WHAT TO WORK ON
Without skipping anything, write out each record below exactly.

----- PROVIDED INFORMATION -----

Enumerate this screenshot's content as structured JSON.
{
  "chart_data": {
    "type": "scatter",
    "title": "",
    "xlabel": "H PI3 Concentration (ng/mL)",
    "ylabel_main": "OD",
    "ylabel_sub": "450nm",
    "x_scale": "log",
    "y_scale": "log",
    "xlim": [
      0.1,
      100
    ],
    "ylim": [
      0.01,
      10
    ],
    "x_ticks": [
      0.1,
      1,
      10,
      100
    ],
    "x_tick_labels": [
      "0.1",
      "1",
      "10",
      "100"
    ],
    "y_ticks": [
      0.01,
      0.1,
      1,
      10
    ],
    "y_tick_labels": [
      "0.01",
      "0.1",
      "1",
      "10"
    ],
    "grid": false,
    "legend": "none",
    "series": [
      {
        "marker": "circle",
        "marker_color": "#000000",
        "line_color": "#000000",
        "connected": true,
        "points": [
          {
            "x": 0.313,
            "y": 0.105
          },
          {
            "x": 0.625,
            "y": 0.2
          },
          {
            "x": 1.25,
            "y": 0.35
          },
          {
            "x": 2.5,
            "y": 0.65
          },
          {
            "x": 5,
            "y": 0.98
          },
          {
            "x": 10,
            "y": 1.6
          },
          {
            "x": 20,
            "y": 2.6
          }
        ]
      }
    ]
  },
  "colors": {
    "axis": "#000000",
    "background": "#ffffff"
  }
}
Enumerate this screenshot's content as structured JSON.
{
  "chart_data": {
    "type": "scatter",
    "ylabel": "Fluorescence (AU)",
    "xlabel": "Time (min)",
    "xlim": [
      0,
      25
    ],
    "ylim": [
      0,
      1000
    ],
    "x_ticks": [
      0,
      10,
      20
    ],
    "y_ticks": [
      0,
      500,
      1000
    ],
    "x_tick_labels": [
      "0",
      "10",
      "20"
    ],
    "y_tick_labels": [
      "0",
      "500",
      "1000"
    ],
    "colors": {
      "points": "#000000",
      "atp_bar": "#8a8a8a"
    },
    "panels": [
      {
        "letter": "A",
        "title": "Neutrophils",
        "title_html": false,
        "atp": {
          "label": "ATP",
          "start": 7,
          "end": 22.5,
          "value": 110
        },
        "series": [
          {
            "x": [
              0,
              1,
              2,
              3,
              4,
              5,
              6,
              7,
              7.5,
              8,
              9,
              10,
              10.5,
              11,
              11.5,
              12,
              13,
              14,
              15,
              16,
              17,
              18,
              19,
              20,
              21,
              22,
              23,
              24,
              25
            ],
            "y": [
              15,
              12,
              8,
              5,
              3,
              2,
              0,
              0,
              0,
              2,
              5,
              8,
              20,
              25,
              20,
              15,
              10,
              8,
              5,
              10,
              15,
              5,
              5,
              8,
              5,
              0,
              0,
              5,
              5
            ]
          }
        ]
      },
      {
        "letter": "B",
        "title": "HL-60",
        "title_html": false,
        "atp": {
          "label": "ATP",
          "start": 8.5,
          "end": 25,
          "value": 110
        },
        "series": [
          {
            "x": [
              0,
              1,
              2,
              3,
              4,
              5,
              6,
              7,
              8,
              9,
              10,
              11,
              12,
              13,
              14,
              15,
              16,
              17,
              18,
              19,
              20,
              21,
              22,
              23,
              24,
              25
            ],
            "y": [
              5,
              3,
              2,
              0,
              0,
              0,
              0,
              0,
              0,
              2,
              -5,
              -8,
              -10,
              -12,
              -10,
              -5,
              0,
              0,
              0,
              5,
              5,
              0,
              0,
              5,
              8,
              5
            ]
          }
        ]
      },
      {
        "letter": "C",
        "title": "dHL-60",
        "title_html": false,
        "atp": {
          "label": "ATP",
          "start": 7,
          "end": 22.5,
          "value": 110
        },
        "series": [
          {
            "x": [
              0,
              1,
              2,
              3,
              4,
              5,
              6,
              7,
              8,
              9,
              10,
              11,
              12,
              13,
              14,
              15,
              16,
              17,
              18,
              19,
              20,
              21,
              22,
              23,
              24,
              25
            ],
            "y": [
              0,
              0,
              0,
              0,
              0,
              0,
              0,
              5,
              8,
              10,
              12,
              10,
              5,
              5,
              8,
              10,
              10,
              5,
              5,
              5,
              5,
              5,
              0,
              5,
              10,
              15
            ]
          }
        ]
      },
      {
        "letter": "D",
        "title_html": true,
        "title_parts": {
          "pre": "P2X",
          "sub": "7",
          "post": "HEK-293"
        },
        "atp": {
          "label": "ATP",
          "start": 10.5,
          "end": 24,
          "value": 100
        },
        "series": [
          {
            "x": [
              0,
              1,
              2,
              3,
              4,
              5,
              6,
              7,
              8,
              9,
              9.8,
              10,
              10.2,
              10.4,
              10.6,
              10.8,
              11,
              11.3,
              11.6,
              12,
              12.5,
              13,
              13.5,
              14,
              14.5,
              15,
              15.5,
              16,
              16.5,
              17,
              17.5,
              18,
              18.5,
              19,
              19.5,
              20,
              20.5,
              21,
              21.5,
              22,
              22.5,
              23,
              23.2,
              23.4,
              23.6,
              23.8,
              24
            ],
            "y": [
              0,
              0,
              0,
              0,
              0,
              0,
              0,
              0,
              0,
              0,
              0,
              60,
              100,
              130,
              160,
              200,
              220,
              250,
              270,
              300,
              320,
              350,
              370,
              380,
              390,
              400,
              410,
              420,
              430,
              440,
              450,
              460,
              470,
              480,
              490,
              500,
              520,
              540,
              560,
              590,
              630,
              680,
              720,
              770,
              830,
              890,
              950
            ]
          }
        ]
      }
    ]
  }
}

-----

RESPONSE TO THE TASK
Enumerate this screenshot's content as structured JSON.
{
  "chart_data": {
    "type": "scatter",
    "title": "",
    "xlabel": "H PI3 Concentration (ng/mL)",
    "ylabel_main": "OD",
    "ylabel_sub": "450nm",
    "x_scale": "log",
    "y_scale": "log",
    "xlim": [
      0.1,
      100
    ],
    "ylim": [
      0.01,
      10
    ],
    "x_ticks": [
      0.1,
      1,
      10,
      100
    ],
    "x_tick_labels": [
      "0.1",
      "1",
      "10",
      "100"
    ],
    "y_ticks": [
      0.01,
      0.1,
      1,
      10
    ],
    "y_tick_labels": [
      "0.01",
      "0.1",
      "1",
      "10"
    ],
    "grid": false,
    "legend": "none",
    "series": [
      {
        "marker": "circle",
        "marker_color": "#000000",
        "line_color": "#000000",
        "connected": true,
        "points": [
          {
            "x": 0.313,
            "y": 0.105
          },
          {
            "x": 0.625,
            "y": 0.2
          },
          {
            "x": 1.25,
            "y": 0.35
          },
          {
            "x": 2.5,
            "y": 0.65
          },
          {
            "x": 5,
            "y": 0.98
          },
          {
            "x": 10,
            "y": 1.6
          },
          {
            "x": 20,
            "y": 2.6
          }
        ]
      }
    ]
  },
  "colors": {
    "axis": "#000000",
    "background": "#ffffff"
  }
}
Enumerate this screenshot's content as structured JSON.
{
  "chart_data": {
    "type": "scatter",
    "ylabel": "Fluorescence (AU)",
    "xlabel": "Time (min)",
    "xlim": [
      0,
      25
    ],
    "ylim": [
      0,
      1000
    ],
    "x_ticks": [
      0,
      10,
      20
    ],
    "y_ticks": [
      0,
      500,
      1000
    ],
    "x_tick_labels": [
      "0",
      "10",
      "20"
    ],
    "y_tick_labels": [
      "0",
      "500",
      "1000"
    ],
    "colors": {
      "points": "#000000",
      "atp_bar": "#8a8a8a"
    },
    "panels": [
      {
        "letter": "A",
        "title": "Neutrophils",
        "title_html": false,
        "atp": {
          "label": "ATP",
          "start": 7,
          "end": 22.5,
          "value": 110
        },
        "series": [
          {
            "x": [
              0,
              1,
              2,
              3,
              4,
              5,
              6,
              7,
              7.5,
              8,
              9,
              10,
              10.5,
              11,
              11.5,
              12,
              13,
              14,
              15,
              16,
              17,
              18,
              19,
              20,
              21,
              22,
              23,
              24,
              25
            ],
            "y": [
              15,
              12,
              8,
              5,
              3,
              2,
              0,
              0,
              0,
              2,
              5,
              8,
              20,
              25,
              20,
              15,
              10,
              8,
              5,
              10,
              15,
              5,
              5,
              8,
              5,
              0,
              0,
              5,
              5
            ]
          }
        ]
      },
      {
        "letter": "B",
        "title": "HL-60",
        "title_html": false,
        "atp": {
          "label": "ATP",
          "start": 8.5,
          "end": 25,
          "value": 110
        },
        "series": [
          {
            "x": [
              0,
              1,
              2,
              3,
              4,
              5,
              6,
              7,
              8,
              9,
              10,
              11,
              12,
              13,
              14,
              15,
              16,
              17,
              18,
              19,
              20,
              21,
              22,
              23,
              24,
              25
            ],
            "y": [
              5,
              3,
              2,
              0,
              0,
              0,
              0,
              0,
              0,
              2,
              -5,
              -8,
              -10,
              -12,
              -10,
              -5,
              0,
              0,
              0,
              5,
              5,
              0,
              0,
              5,
              8,
              5
            ]
          }
        ]
      },
      {
        "letter": "C",
        "title": "dHL-60",
        "title_html": false,
        "atp": {
          "label": "ATP",
          "start": 7,
          "end": 22.5,
          "value": 110
        },
        "series": [
          {
            "x": [
              0,
              1,
              2,
              3,
              4,
              5,
              6,
              7,
              8,
              9,
              10,
              11,
              12,
              13,
              14,
              15,
              16,
              17,
              18,
              19,
              20,
              21,
              22,
              23,
              24,
              25
            ],
            "y": [
              0,
              0,
              0,
              0,
              0,
              0,
              0,
              5,
              8,
              10,
              12,
              10,
              5,
              5,
              8,
              10,
              10,
              5,
              5,
              5,
              5,
              5,
              0,
              5,
              10,
              15
            ]
          }
        ]
      },
      {
        "letter": "D",
        "title_html": true,
        "title_parts": {
          "pre": "P2X",
          "sub": "7",
          "post": "HEK-293"
        },
        "atp": {
          "label": "ATP",
          "start": 10.5,
          "end": 24,
          "value": 100
        },
        "series": [
          {
            "x": [
              0,
              1,
              2,
              3,
              4,
              5,
              6,
              7,
              8,
              9,
              9.8,
              10,
              10.2,
              10.4,
              10.6,
              10.8,
              11,
              11.3,
              11.6,
              12,
              12.5,
              13,
              13.5,
              14,
              14.5,
              15,
              15.5,
              16,
              16.5,
              17,
              17.5,
              18,
              18.5,
              19,
              19.5,
              20,
              20.5,
              21,
              21.5,
              22,
              22.5,
              23,
              23.2,
              23.4,
              23.6,
              23.8,
              24
            ],
            "y": [
              0,
              0,
              0,
              0,
              0,
              0,
              0,
              0,
              0,
              0,
              0,
              60,
              100,
              130,
              160,
              200,
              220,
              250,
              270,
              300,
              320,
              350,
              370,
              380,
              390,
              400,
              410,
              420,
              430,
              440,
              450,
              460,
              470,
              480,
              490,
              500,
              520,
              540,
              560,
              590,
              630,
              680,
              720,
              770,
              830,
              890,
              950
            ]
          }
        ]
      }
    ]
  }
}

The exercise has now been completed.